• _Instructions_:
(A) List every percentage figure that appears in the passage on old growth forests, in the order in which they occur.
(B) From the passage on old growth forests, extract the portion starting with "Apart from the" and going on through "the political process.", reproducing it word for word.
(C) Write what comes next in the passage on old growth forests, beginning after its final sentence.

• _Selected extract_:

Despite the fact that old growth forests provide essential life support to
humanity, they are at risk. According to the World Resources Institute,
only 20% of all original ancient forests are large enough to maintain their
biodiversity, 39% of which are endangered by human activities, especially
industrial logging. In 2010 wood consumption is estimated to rise 56% over
1993 levels. In the past 30 years, 13% of the Amazonian forests have been
logged. In British Columbia, 71 million cubic meters are logged each year.

Apart from the impact of logging and other industrial activities on the
forest ecosystem, the fallout on communities dependent on these forests can
be large. An estimated 200 million people across the globe depend on
forests for their livelihoods. Many of them belong to indigenous
communities that have relied on forests for their subsistence needs for
millennia. Contrary to benefiting from the increase in demand for wood and
wood products, communities are likely to face greater insecurity when
political elites are tempted to appropriate their resources. This could
turn these communities into what has been termed 'ecological refugees' who
have little or no access to natural resources or the political process.

While local sustainable forest management practices can play an important
role in addressing this problem at the global level, it is equally
important to address the role of consumption. As the case of California
reveals, the adoption of locally sustainable harvesting cannot by itself
establish a balance between consumption and conservation policies.

• _Listed entries_:

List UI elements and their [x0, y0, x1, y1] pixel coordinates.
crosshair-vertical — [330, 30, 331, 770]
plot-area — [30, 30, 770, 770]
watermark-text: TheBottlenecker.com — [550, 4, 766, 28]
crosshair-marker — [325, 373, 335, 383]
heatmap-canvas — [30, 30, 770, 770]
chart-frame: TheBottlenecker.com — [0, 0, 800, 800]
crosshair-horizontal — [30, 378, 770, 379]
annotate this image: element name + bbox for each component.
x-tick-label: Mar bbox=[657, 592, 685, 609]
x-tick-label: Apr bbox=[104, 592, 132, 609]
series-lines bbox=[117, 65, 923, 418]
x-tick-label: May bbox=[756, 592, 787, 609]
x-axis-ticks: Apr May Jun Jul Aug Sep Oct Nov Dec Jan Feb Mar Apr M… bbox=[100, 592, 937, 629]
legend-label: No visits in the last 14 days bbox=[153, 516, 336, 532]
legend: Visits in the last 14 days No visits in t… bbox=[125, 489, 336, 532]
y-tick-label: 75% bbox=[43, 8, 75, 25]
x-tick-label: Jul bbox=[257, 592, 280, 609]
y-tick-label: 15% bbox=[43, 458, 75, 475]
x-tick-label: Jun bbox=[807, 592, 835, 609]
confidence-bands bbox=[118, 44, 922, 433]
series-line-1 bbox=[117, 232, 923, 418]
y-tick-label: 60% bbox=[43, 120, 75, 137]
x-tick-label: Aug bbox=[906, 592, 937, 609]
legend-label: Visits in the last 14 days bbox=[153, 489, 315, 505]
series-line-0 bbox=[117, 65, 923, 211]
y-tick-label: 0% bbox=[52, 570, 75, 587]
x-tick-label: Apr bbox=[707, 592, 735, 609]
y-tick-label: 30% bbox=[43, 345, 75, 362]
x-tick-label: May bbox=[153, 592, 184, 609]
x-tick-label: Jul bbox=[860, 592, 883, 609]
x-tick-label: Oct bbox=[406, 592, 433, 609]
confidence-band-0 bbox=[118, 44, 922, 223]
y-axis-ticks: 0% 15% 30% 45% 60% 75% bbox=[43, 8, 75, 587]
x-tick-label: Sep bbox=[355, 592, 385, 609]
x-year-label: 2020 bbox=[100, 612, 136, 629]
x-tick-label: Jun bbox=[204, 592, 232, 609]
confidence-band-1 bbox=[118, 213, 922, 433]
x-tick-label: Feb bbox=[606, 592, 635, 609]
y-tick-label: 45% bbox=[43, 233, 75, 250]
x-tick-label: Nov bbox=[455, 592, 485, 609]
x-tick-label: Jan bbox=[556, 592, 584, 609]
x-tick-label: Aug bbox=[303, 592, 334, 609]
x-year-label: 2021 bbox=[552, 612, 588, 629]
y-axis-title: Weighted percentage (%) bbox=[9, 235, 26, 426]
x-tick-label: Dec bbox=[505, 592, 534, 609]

• _Exercise responses_:
(A) 20%, 39%, 56%, 13%

(B)
Apart from the impact of logging and other industrial activities on the
forest ecosystem, the fallout on communities dependent on these forests can
be large. An estimated 200 million people across the globe depend on
forests for their livelihoods. Many of them belong to indigenous
communities that have relied on forests for their subsistence needs for
millennia. Contrary to benefiting from the increase in demand for wood and
wood products, communities are likely to face greater insecurity when
political elites are tempted to appropriate their resources. This could
turn these communities into what has been termed 'ecological refugees' who
have little or no access to natural resources or the political process.

(C)
Naturally, this is equally true outside of California. Even if there is a
higher propensity to support conservation throughout the US and
industrialized societies, little is being done about consumption.

The not-in-my-backyard approach has resulted in the country being
considered a threat to the forests of the world. Hence organizations such
as the Forest Stewardship Council endorse and certify forests that are
managed in an "ecologically sound, socially responsible and economically
viable manner" with the objective to encourage responsible consumption. So
the next time you use wood and wood products, consider their source and how
you affect these ancient forests and their dependent communities; it's time
to think about the global consequences of lumber consumption.

Gadgil M., Guha R. 1995. Ecology and Equity: The Use and Abuse of Nature in
Contemporary India. - London: Routledge.

Knudson, T. "State of Denial: World's other forests feed state's appetite
for timber". Sacramento Bee, Sunday, October 5, 2003.
The Forest Stewardship Council defines forest stewardship in a set of
global Principles and Criteria. These Principles and Criteria, which apply
to all forests worldwide, ensure that FSC-endorsed forests are managed in
an ecologically sound, socially responsible and economically viable manner.